Select each line where the word "Васильківському" appears.

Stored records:
++++

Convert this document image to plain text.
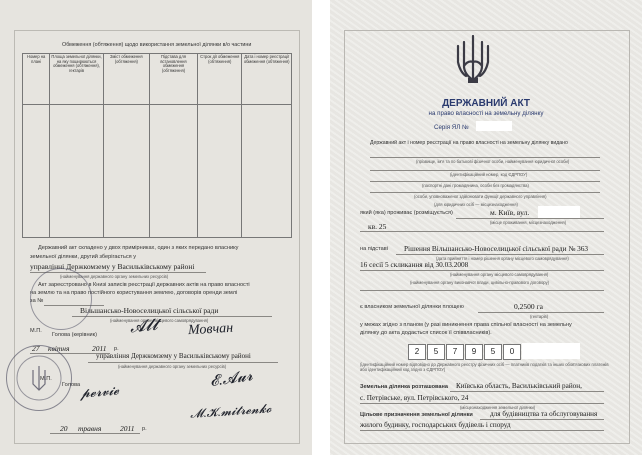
Обмеження (обтяження) щодо використання земельної ділянки в/о частини
Номер на плані	Площа земельної ділянки, на яку поширюються обмеження (обтяження), гектарів	Зміст обмеження (обтяження)	Підстава для встановлення обмеження (обтяження)	Строк дії обмеження (обтяження)	Дата і номер реєстрації обмеження (обтяження)

Державний акт складено у двох примірниках, один з яких передано власнику
земельної ділянки, другий зберігається у
управлінні Держкомзему у Васильківському районі
(найменування державного органу земельних ресурсів)
Акт зареєстровано в Книзі записів реєстрації державних актів на право власності
на землю та на право постійного користування землею, договорів оренди землі
за №
Вільшансько-Новоселицької сільської ради
(найменування органу місцевого самоврядування)
М.П.
Голова (керівник) 𝓐𝓵𝓽 Мовчан
27 квітня	2011 р.
управління Держкомзему у Васильківському районі
(найменування державного органу земельних ресурсів)
М.П.
Голова	𝓔.𝓐𝓾𝓻
𝓹𝓮𝓻𝓿𝓲𝓮
𝓜.𝓚.𝓶𝓲𝓽𝓻𝓮𝓷𝓴𝓸
20 травня 2011 р.
ДЕРЖАВНИЙ АКТ
на право власності на земельну ділянку
Серія ЯЛ №
Державний акт і номер реєстрації на право власності на земельну ділянку видано
(прізвище, ім'я та по батькові фізичної особи, найменування юридичної особи)
(ідентифікаційний номер, код ЄДРПОУ)
(паспортні дані громадянина, особи без громадянства)
(особи, уповноваженої здійснювати функції державного управління)
(для юридичних осіб — місцезнаходження)
який (яка) проживає (розміщується)	м. Київ, вул.
(місце проживання, місцезнаходження)
кв. 25
на підставі Рішення Вільшансько-Новоселицької сільської ради № 363
(дата прийняття і номер рішення органу місцевого самоврядування)
16 сесії 5 скликання від 30.03.2008
(найменування органу місцевого самоврядування)
(найменування органу виконавчої влади, цивільно-правового договору)
є власником земельної ділянки площею	0,2500 га
(гектарів)
у межах згідно з планом (у разі виникнення права спільної власності на земельну
ділянку до акта додається список її співвласників).
2	5	7	9	5	0
(ідентифікаційний номер відповідно до Державного реєстру фізичних осіб — платників податків та інших обов'язкових платежів або ідентифікаційний код згідно з ЄДРПОУ)
Земельна ділянка розташована Київська область, Васильківський район,
с. Петрівське, вул. Петрівського, 24
(місцезнаходження земельної ділянки)
Цільове призначення земельної ділянки для будівництва та обслуговування
жилого будинку, господарських будівель і споруд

++++

# Worked solution
управлінні Держкомзему у Васильківському районі
управління Держкомзему у Васильківському районі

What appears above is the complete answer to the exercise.